**SUPPLIED DATA**
------------------------

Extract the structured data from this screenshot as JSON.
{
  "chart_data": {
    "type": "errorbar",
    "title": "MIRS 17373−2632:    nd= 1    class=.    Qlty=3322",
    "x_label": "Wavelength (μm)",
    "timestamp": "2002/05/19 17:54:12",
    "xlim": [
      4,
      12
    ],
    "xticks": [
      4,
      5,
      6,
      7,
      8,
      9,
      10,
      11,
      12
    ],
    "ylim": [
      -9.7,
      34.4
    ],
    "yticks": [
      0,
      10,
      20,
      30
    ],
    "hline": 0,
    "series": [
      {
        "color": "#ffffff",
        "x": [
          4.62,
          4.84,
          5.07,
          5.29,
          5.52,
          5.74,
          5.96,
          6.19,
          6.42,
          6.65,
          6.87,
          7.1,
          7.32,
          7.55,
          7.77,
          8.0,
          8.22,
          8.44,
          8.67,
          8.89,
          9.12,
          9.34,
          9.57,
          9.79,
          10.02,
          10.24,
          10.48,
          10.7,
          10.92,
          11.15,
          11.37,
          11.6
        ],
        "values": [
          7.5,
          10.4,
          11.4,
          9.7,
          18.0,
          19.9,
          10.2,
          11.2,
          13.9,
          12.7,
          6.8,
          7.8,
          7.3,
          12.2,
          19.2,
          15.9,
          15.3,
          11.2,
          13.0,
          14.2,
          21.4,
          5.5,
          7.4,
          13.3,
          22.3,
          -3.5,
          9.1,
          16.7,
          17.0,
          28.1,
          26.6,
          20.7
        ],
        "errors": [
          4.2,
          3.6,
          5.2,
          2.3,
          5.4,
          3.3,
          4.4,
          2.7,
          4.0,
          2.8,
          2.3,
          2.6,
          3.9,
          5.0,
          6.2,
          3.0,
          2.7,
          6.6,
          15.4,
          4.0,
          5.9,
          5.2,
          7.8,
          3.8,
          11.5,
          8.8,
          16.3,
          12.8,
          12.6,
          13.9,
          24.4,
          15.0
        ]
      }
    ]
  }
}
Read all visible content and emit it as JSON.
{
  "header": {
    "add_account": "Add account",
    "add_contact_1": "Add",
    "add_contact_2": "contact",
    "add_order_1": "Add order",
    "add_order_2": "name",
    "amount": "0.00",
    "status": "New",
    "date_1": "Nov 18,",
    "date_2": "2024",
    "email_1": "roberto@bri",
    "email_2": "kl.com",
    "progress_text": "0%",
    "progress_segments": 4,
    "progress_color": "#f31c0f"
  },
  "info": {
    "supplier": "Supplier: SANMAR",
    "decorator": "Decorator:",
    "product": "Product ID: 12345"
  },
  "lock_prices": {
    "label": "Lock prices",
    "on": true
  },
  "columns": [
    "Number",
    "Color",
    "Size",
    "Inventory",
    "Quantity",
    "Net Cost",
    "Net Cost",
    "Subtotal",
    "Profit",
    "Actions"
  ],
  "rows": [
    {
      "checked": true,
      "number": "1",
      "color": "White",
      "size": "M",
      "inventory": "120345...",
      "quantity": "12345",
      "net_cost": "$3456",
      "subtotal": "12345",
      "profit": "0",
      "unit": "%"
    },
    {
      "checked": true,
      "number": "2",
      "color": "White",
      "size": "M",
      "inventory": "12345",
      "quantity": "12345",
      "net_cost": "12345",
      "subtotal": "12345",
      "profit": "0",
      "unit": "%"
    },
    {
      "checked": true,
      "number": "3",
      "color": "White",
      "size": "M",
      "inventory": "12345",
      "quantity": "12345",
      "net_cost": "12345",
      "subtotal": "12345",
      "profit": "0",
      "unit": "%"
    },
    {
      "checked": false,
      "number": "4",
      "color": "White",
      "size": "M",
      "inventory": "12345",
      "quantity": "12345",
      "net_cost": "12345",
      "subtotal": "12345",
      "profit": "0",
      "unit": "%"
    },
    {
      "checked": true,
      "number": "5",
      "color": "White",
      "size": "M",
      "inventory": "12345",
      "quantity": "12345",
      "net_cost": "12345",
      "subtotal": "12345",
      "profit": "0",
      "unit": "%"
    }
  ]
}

------------------------

**WRITTEN PROBLEM**
Retype the listing above in full, with no alterations.

**EXPECTED OUTPUT**
Extract the structured data from this screenshot as JSON.
{
  "chart_data": {
    "type": "errorbar",
    "title": "MIRS 17373−2632:    nd= 1    class=.    Qlty=3322",
    "x_label": "Wavelength (μm)",
    "timestamp": "2002/05/19 17:54:12",
    "xlim": [
      4,
      12
    ],
    "xticks": [
      4,
      5,
      6,
      7,
      8,
      9,
      10,
      11,
      12
    ],
    "ylim": [
      -9.7,
      34.4
    ],
    "yticks": [
      0,
      10,
      20,
      30
    ],
    "hline": 0,
    "series": [
      {
        "color": "#ffffff",
        "x": [
          4.62,
          4.84,
          5.07,
          5.29,
          5.52,
          5.74,
          5.96,
          6.19,
          6.42,
          6.65,
          6.87,
          7.1,
          7.32,
          7.55,
          7.77,
          8.0,
          8.22,
          8.44,
          8.67,
          8.89,
          9.12,
          9.34,
          9.57,
          9.79,
          10.02,
          10.24,
          10.48,
          10.7,
          10.92,
          11.15,
          11.37,
          11.6
        ],
        "values": [
          7.5,
          10.4,
          11.4,
          9.7,
          18.0,
          19.9,
          10.2,
          11.2,
          13.9,
          12.7,
          6.8,
          7.8,
          7.3,
          12.2,
          19.2,
          15.9,
          15.3,
          11.2,
          13.0,
          14.2,
          21.4,
          5.5,
          7.4,
          13.3,
          22.3,
          -3.5,
          9.1,
          16.7,
          17.0,
          28.1,
          26.6,
          20.7
        ],
        "errors": [
          4.2,
          3.6,
          5.2,
          2.3,
          5.4,
          3.3,
          4.4,
          2.7,
          4.0,
          2.8,
          2.3,
          2.6,
          3.9,
          5.0,
          6.2,
          3.0,
          2.7,
          6.6,
          15.4,
          4.0,
          5.9,
          5.2,
          7.8,
          3.8,
          11.5,
          8.8,
          16.3,
          12.8,
          12.6,
          13.9,
          24.4,
          15.0
        ]
      }
    ]
  }
}
Read all visible content and emit it as JSON.
{
  "header": {
    "add_account": "Add account",
    "add_contact_1": "Add",
    "add_contact_2": "contact",
    "add_order_1": "Add order",
    "add_order_2": "name",
    "amount": "0.00",
    "status": "New",
    "date_1": "Nov 18,",
    "date_2": "2024",
    "email_1": "roberto@bri",
    "email_2": "kl.com",
    "progress_text": "0%",
    "progress_segments": 4,
    "progress_color": "#f31c0f"
  },
  "info": {
    "supplier": "Supplier: SANMAR",
    "decorator": "Decorator:",
    "product": "Product ID: 12345"
  },
  "lock_prices": {
    "label": "Lock prices",
    "on": true
  },
  "columns": [
    "Number",
    "Color",
    "Size",
    "Inventory",
    "Quantity",
    "Net Cost",
    "Net Cost",
    "Subtotal",
    "Profit",
    "Actions"
  ],
  "rows": [
    {
      "checked": true,
      "number": "1",
      "color": "White",
      "size": "M",
      "inventory": "120345...",
      "quantity": "12345",
      "net_cost": "$3456",
      "subtotal": "12345",
      "profit": "0",
      "unit": "%"
    },
    {
      "checked": true,
      "number": "2",
      "color": "White",
      "size": "M",
      "inventory": "12345",
      "quantity": "12345",
      "net_cost": "12345",
      "subtotal": "12345",
      "profit": "0",
      "unit": "%"
    },
    {
      "checked": true,
      "number": "3",
      "color": "White",
      "size": "M",
      "inventory": "12345",
      "quantity": "12345",
      "net_cost": "12345",
      "subtotal": "12345",
      "profit": "0",
      "unit": "%"
    },
    {
      "checked": false,
      "number": "4",
      "color": "White",
      "size": "M",
      "inventory": "12345",
      "quantity": "12345",
      "net_cost": "12345",
      "subtotal": "12345",
      "profit": "0",
      "unit": "%"
    },
    {
      "checked": true,
      "number": "5",
      "color": "White",
      "size": "M",
      "inventory": "12345",
      "quantity": "12345",
      "net_cost": "12345",
      "subtotal": "12345",
      "profit": "0",
      "unit": "%"
    }
  ]
}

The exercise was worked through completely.